Problem statement = Exactly as written, please set down all of the entries again, with no pictures.

------

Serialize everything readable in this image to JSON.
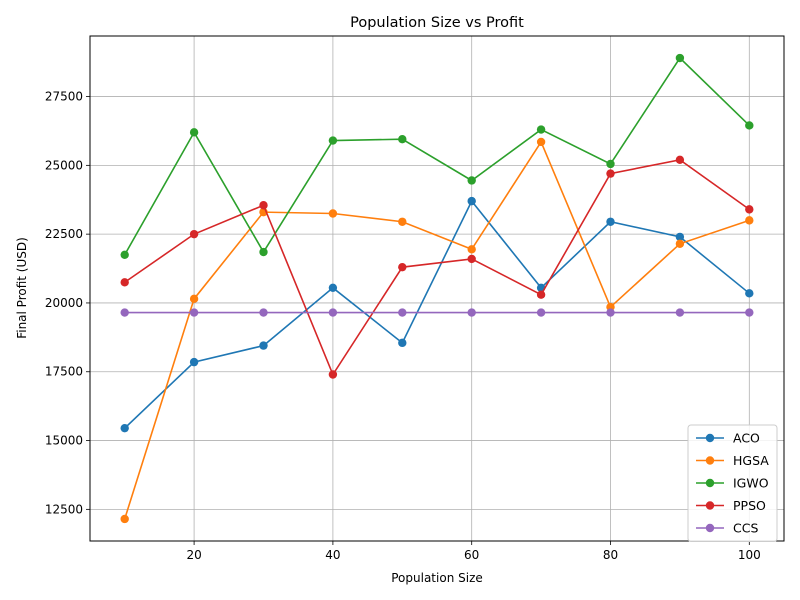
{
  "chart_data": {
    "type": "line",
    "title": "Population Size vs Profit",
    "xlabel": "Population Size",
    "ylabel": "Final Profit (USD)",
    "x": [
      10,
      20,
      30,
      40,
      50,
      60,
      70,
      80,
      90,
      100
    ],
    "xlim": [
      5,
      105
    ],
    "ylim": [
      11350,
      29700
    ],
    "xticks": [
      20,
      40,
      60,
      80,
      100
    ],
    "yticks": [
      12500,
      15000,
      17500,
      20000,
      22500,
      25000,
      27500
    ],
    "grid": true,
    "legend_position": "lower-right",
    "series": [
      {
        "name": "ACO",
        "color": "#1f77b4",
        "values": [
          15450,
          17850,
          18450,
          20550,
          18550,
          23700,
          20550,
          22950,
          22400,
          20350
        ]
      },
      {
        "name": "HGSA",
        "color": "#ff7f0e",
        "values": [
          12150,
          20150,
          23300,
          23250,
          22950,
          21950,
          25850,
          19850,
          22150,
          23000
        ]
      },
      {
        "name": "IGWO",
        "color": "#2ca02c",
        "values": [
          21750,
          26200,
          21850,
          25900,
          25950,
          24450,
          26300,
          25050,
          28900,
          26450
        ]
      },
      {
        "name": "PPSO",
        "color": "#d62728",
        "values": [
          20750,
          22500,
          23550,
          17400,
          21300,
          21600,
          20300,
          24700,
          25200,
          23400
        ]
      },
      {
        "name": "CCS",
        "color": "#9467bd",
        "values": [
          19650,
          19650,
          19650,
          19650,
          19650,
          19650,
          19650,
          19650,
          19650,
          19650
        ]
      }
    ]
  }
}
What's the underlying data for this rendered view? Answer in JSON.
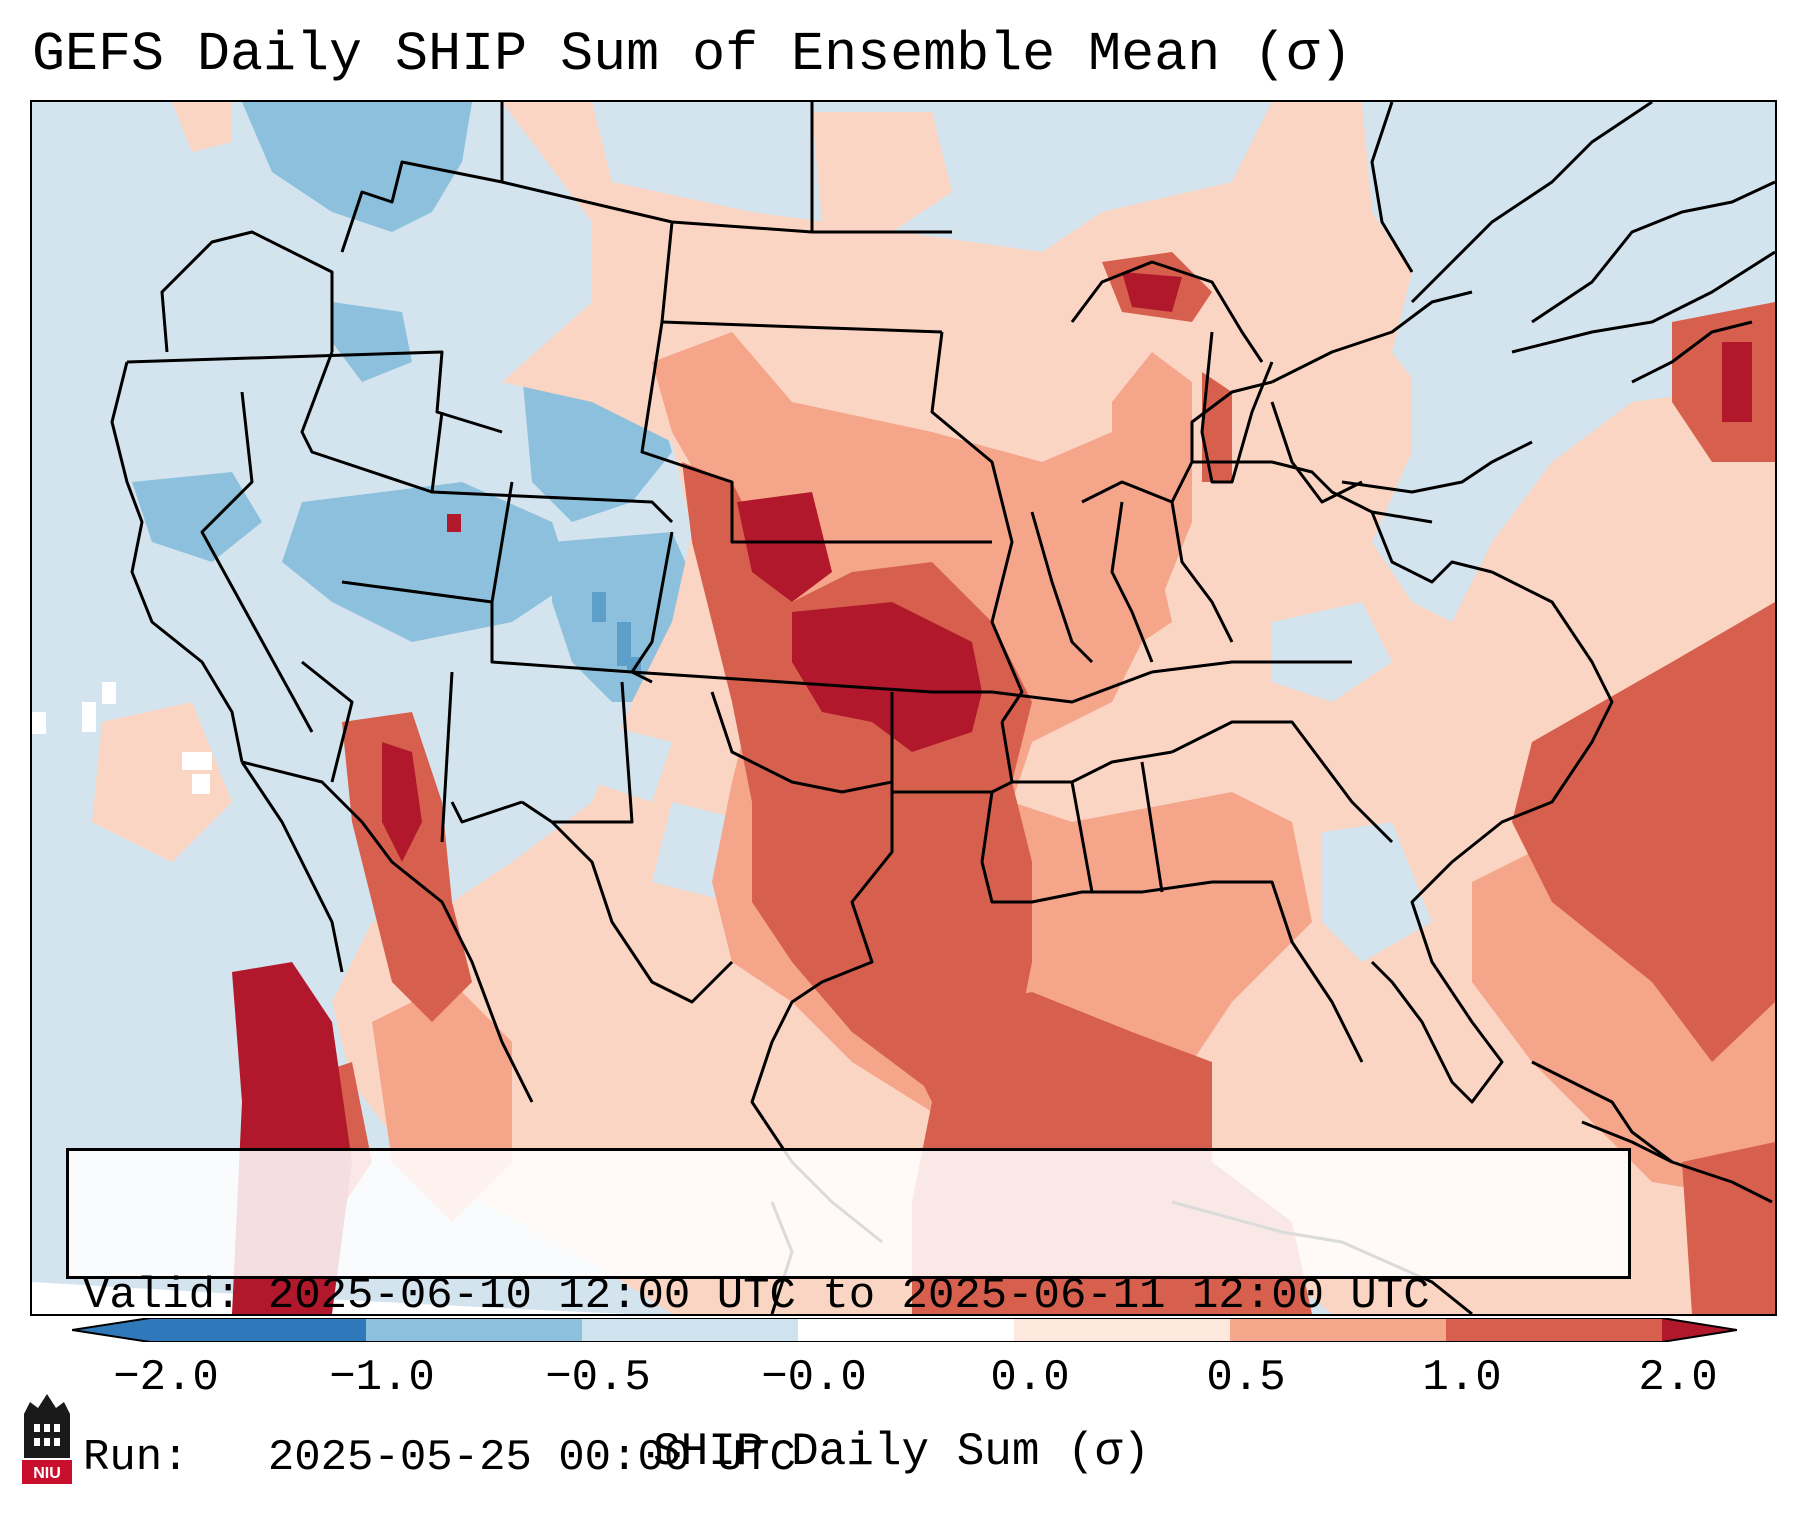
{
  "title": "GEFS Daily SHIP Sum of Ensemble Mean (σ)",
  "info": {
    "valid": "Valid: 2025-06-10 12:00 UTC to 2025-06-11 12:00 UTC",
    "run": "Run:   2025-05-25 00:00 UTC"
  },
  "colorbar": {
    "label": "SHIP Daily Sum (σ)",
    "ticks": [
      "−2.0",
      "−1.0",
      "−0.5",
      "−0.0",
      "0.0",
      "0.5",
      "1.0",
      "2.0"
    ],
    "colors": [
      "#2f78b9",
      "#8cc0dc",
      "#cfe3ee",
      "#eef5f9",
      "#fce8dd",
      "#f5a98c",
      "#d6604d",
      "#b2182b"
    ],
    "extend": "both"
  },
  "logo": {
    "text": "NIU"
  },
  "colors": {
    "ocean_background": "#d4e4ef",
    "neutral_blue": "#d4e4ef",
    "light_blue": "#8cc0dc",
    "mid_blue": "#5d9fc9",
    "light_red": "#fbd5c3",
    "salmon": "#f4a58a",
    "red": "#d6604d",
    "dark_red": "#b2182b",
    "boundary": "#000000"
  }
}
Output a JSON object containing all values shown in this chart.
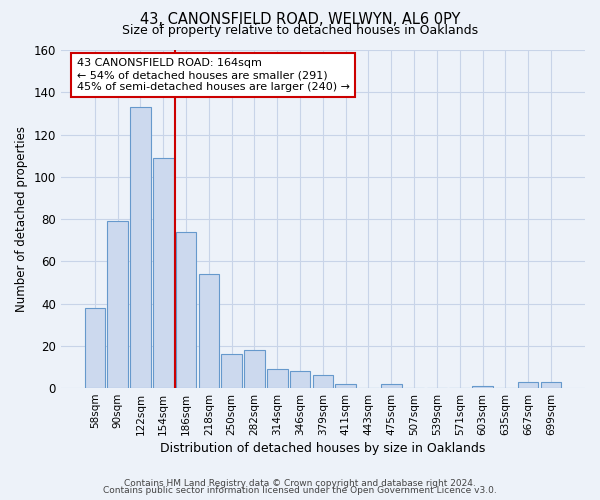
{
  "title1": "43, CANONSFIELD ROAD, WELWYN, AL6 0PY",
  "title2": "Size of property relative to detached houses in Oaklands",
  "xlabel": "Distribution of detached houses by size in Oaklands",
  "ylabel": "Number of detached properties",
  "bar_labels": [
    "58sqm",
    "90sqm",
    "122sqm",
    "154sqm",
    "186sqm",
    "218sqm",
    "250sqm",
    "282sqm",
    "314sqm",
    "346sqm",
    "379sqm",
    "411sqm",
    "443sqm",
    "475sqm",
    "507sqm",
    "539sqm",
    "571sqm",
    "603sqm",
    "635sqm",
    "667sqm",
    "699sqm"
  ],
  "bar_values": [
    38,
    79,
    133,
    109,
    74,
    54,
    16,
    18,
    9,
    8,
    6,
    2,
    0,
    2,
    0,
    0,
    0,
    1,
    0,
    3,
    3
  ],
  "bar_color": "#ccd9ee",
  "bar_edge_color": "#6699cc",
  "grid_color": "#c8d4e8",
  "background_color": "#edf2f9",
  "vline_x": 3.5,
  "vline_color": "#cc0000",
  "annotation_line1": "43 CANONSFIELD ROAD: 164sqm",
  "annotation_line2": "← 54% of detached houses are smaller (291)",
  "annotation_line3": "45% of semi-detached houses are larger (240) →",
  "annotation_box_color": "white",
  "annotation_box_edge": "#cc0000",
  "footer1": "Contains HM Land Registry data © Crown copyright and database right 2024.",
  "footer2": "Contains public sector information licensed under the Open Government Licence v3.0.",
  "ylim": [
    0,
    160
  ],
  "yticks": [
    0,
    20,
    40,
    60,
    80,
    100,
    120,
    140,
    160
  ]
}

------

Response =
Serialize everything readable in this image to JSON.
{
  "chart_data": {
    "type": "line",
    "title": "Population Size vs Profit",
    "xlabel": "Population Size",
    "ylabel": "Final Profit (USD)",
    "x": [
      10,
      20,
      30,
      40,
      50,
      60,
      70,
      80,
      90,
      100
    ],
    "xlim": [
      5,
      105
    ],
    "ylim": [
      11350,
      29700
    ],
    "xticks": [
      20,
      40,
      60,
      80,
      100
    ],
    "yticks": [
      12500,
      15000,
      17500,
      20000,
      22500,
      25000,
      27500
    ],
    "grid": true,
    "legend_position": "lower-right",
    "series": [
      {
        "name": "ACO",
        "color": "#1f77b4",
        "values": [
          15450,
          17850,
          18450,
          20550,
          18550,
          23700,
          20550,
          22950,
          22400,
          20350
        ]
      },
      {
        "name": "HGSA",
        "color": "#ff7f0e",
        "values": [
          12150,
          20150,
          23300,
          23250,
          22950,
          21950,
          25850,
          19850,
          22150,
          23000
        ]
      },
      {
        "name": "IGWO",
        "color": "#2ca02c",
        "values": [
          21750,
          26200,
          21850,
          25900,
          25950,
          24450,
          26300,
          25050,
          28900,
          26450
        ]
      },
      {
        "name": "PPSO",
        "color": "#d62728",
        "values": [
          20750,
          22500,
          23550,
          17400,
          21300,
          21600,
          20300,
          24700,
          25200,
          23400
        ]
      },
      {
        "name": "CCS",
        "color": "#9467bd",
        "values": [
          19650,
          19650,
          19650,
          19650,
          19650,
          19650,
          19650,
          19650,
          19650,
          19650
        ]
      }
    ]
  }
}
What's the underlying data for this rendered view? Answer in JSON.
{
  "title": "GEFS Daily SHIP Sum of Ensemble Mean (σ)",
  "info": {
    "valid": "Valid: 2025-06-10 12:00 UTC to 2025-06-11 12:00 UTC",
    "run": "Run:   2025-05-25 00:00 UTC"
  },
  "colorbar": {
    "label": "SHIP Daily Sum (σ)",
    "ticks": [
      "−2.0",
      "−1.0",
      "−0.5",
      "−0.0",
      "0.0",
      "0.5",
      "1.0",
      "2.0"
    ],
    "colors": [
      "#2f78b9",
      "#8cc0dc",
      "#cfe3ee",
      "#eef5f9",
      "#fce8dd",
      "#f5a98c",
      "#d6604d",
      "#b2182b"
    ],
    "extend": "both"
  },
  "logo": {
    "text": "NIU"
  },
  "colors": {
    "ocean_background": "#d4e4ef",
    "neutral_blue": "#d4e4ef",
    "light_blue": "#8cc0dc",
    "mid_blue": "#5d9fc9",
    "light_red": "#fbd5c3",
    "salmon": "#f4a58a",
    "red": "#d6604d",
    "dark_red": "#b2182b",
    "boundary": "#000000"
  }
}
Output a JSON object containing all values shown in this chart.
{
  "title1": "43, CANONSFIELD ROAD, WELWYN, AL6 0PY",
  "title2": "Size of property relative to detached houses in Oaklands",
  "xlabel": "Distribution of detached houses by size in Oaklands",
  "ylabel": "Number of detached properties",
  "bar_labels": [
    "58sqm",
    "90sqm",
    "122sqm",
    "154sqm",
    "186sqm",
    "218sqm",
    "250sqm",
    "282sqm",
    "314sqm",
    "346sqm",
    "379sqm",
    "411sqm",
    "443sqm",
    "475sqm",
    "507sqm",
    "539sqm",
    "571sqm",
    "603sqm",
    "635sqm",
    "667sqm",
    "699sqm"
  ],
  "bar_values": [
    38,
    79,
    133,
    109,
    74,
    54,
    16,
    18,
    9,
    8,
    6,
    2,
    0,
    2,
    0,
    0,
    0,
    1,
    0,
    3,
    3
  ],
  "bar_color": "#ccd9ee",
  "bar_edge_color": "#6699cc",
  "grid_color": "#c8d4e8",
  "background_color": "#edf2f9",
  "vline_x": 3.5,
  "vline_color": "#cc0000",
  "annotation_line1": "43 CANONSFIELD ROAD: 164sqm",
  "annotation_line2": "← 54% of detached houses are smaller (291)",
  "annotation_line3": "45% of semi-detached houses are larger (240) →",
  "annotation_box_color": "white",
  "annotation_box_edge": "#cc0000",
  "footer1": "Contains HM Land Registry data © Crown copyright and database right 2024.",
  "footer2": "Contains public sector information licensed under the Open Government Licence v3.0.",
  "ylim": [
    0,
    160
  ],
  "yticks": [
    0,
    20,
    40,
    60,
    80,
    100,
    120,
    140,
    160
  ]
}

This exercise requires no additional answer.